### PROVIDED DATA

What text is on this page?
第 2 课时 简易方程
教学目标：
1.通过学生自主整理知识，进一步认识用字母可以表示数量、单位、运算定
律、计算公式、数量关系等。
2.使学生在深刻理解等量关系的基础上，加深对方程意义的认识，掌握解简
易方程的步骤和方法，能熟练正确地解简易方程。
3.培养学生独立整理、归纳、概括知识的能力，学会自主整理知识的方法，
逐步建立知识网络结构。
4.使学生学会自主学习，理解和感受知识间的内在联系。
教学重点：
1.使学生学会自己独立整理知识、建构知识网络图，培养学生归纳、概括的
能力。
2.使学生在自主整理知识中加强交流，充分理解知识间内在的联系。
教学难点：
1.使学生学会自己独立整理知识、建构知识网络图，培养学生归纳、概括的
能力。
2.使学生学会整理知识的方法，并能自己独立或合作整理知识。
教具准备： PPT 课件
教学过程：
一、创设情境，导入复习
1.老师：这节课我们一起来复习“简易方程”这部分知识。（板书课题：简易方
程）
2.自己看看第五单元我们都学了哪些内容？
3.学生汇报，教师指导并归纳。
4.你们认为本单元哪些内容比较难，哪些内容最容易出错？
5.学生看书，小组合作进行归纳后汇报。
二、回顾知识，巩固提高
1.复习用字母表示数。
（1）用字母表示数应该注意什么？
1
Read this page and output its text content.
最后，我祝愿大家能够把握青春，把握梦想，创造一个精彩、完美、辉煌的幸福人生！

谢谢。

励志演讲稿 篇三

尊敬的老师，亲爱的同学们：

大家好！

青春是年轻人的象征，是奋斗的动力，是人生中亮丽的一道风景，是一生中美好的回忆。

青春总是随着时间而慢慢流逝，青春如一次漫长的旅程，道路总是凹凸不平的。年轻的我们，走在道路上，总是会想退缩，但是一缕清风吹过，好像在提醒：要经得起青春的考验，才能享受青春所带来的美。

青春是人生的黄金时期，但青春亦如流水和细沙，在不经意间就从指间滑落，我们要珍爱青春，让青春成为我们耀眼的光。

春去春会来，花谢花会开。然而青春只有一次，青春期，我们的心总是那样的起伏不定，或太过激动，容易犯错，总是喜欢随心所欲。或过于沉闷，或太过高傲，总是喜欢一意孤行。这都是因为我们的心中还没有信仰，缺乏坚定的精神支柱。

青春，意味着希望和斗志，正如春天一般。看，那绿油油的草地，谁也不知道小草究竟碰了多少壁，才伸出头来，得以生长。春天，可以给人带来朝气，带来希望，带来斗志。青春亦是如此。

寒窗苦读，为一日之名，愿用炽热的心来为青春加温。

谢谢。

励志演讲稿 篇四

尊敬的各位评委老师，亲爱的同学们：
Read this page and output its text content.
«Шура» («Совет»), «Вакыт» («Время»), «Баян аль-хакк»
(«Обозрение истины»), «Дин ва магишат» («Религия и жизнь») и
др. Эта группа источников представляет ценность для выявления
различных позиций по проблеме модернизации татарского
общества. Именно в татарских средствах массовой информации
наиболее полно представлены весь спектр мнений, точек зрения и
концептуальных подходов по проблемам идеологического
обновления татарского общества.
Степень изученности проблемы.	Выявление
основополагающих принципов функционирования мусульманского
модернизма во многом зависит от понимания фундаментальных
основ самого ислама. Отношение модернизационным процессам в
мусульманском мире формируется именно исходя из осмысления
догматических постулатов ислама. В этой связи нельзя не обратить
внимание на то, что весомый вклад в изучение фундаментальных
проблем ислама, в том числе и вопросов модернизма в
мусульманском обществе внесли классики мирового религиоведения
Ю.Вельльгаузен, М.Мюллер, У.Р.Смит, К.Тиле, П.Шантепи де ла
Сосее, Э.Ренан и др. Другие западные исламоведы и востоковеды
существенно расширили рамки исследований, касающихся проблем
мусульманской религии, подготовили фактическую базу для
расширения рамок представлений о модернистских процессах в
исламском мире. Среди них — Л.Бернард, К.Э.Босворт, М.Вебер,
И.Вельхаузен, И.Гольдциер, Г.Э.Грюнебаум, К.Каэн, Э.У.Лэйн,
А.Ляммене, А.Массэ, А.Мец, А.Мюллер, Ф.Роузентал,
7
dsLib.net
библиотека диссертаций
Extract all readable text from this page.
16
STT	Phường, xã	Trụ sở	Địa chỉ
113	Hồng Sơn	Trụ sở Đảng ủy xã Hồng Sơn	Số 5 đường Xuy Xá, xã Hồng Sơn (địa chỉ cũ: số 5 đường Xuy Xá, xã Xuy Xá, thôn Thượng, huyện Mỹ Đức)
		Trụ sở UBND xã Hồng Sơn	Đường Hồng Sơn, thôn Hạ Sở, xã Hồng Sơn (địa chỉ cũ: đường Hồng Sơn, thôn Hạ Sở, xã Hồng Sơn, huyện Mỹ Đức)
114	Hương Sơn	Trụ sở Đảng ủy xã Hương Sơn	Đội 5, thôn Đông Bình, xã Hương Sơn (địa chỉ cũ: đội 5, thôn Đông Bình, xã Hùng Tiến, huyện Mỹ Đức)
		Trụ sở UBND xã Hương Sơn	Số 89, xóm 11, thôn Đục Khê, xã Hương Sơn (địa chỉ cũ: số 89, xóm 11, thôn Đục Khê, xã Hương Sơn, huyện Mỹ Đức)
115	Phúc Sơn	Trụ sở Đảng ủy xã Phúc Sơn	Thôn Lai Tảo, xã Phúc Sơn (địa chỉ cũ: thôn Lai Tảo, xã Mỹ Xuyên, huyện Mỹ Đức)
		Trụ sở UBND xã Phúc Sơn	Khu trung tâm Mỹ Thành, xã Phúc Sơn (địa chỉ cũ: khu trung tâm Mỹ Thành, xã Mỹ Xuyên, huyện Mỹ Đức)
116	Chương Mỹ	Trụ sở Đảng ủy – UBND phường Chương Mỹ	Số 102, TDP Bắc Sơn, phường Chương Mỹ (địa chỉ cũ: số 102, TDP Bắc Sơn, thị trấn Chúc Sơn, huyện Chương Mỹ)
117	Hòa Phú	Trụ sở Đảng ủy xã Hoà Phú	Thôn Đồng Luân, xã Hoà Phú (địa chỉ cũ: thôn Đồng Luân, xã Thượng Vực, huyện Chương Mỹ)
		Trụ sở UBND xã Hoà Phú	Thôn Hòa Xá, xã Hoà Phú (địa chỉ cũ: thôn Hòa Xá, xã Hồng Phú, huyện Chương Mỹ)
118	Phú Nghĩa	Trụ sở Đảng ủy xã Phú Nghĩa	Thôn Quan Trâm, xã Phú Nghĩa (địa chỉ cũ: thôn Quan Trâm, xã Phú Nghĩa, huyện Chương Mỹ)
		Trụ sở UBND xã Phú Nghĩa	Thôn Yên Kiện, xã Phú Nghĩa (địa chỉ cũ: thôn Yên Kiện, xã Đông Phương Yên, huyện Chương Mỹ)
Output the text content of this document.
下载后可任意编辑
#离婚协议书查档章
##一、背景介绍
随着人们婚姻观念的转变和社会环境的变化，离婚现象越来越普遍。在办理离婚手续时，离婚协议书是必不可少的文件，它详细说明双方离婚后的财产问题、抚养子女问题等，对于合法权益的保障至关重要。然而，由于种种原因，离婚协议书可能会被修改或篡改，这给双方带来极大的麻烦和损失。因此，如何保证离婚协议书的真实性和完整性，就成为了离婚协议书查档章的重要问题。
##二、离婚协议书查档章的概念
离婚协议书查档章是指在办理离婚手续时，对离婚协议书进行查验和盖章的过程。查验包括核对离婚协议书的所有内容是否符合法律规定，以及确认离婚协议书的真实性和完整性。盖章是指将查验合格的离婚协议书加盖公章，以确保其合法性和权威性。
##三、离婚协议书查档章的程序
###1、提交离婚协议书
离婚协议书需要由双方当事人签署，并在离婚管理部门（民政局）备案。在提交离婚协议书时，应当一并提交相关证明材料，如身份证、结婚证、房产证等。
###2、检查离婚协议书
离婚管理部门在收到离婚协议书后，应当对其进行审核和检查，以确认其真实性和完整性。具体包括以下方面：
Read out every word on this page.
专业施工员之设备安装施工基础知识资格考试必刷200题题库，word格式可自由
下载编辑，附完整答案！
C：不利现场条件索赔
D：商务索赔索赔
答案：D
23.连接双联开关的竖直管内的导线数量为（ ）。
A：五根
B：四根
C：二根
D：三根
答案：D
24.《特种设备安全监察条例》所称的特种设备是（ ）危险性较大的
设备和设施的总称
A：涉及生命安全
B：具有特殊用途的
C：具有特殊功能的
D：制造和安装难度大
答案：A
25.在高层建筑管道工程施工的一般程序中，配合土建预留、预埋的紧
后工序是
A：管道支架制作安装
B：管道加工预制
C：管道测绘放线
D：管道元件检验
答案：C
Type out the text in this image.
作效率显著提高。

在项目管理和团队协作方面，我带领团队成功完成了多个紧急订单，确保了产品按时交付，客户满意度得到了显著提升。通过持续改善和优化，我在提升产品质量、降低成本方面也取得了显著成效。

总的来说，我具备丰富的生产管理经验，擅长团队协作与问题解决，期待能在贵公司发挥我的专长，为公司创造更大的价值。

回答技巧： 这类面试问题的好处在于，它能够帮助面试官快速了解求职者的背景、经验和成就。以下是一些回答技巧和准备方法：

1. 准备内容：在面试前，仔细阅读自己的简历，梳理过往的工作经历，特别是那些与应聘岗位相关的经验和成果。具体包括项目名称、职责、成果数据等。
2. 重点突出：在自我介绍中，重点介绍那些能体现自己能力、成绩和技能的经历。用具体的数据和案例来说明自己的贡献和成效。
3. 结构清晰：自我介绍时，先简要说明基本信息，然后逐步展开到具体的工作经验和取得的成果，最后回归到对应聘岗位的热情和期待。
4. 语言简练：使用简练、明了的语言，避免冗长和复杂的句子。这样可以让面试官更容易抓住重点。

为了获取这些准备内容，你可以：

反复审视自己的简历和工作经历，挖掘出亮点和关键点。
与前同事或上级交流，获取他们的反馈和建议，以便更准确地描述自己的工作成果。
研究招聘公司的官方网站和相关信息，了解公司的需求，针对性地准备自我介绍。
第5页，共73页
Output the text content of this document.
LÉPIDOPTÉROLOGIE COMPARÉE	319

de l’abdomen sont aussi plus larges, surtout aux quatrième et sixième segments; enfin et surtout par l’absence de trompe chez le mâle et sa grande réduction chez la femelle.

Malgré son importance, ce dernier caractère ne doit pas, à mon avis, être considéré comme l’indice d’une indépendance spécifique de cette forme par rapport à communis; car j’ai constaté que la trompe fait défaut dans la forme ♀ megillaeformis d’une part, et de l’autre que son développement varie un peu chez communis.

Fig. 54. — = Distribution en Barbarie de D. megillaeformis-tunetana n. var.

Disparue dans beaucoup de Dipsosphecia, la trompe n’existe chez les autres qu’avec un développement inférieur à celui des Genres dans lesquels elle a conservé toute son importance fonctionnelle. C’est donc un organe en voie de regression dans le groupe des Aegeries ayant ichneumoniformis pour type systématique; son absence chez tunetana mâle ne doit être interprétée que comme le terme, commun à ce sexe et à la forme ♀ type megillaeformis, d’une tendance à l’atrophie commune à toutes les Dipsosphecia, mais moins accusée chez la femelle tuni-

######

Collect each line holding the string "this".

**SOLUTION TO THE PROBLEM**
What text is on this page?
Read this page and output its text content.
Read this page and output its text content.
Extract all readable text from this page.
Output the text content of this document.
Read out every word on this page.
Type out the text in this image.
Output the text content of this document.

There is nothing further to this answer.